→ WHAT THE EXERCISE ASKS: Here are some records; copy every line that holds the word "Attributable".

::::::::

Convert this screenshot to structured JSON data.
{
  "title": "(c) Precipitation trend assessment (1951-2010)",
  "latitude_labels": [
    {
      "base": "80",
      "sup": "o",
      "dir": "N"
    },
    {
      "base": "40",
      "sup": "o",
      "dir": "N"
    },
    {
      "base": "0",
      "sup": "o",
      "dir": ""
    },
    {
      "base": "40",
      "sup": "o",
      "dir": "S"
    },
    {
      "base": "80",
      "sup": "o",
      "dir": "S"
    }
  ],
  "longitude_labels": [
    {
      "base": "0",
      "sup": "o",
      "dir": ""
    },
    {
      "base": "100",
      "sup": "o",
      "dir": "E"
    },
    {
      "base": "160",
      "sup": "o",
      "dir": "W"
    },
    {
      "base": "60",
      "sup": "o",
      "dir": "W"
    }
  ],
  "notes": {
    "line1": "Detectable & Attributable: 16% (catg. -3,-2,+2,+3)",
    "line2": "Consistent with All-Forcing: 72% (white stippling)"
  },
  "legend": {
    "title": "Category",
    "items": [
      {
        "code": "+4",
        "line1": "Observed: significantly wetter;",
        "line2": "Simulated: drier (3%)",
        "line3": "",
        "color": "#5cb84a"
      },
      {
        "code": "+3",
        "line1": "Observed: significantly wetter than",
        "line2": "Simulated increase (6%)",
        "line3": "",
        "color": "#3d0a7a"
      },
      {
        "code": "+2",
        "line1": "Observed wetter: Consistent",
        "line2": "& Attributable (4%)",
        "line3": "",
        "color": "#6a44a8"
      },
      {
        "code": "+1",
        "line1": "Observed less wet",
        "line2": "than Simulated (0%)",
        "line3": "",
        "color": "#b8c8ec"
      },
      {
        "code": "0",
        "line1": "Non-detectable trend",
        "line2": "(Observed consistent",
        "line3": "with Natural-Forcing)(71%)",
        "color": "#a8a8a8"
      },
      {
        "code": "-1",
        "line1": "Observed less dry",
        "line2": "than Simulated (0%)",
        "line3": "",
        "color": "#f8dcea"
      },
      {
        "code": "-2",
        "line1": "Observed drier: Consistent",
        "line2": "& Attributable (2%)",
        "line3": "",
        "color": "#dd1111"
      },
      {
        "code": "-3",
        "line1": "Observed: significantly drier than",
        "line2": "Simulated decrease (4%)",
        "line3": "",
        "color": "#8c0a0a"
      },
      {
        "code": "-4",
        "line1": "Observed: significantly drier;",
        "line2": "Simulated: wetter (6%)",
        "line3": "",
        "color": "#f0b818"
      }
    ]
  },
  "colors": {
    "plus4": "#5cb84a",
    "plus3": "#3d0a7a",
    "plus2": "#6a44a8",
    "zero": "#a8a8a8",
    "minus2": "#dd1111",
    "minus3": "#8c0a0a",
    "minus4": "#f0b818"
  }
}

::::::::

→ REPLY:
    "line1": "Detectable & Attributable: 16% (catg. -3,-2,+2,+3)",
        "line2": "& Attributable (4%)",
        "line2": "& Attributable (2%)",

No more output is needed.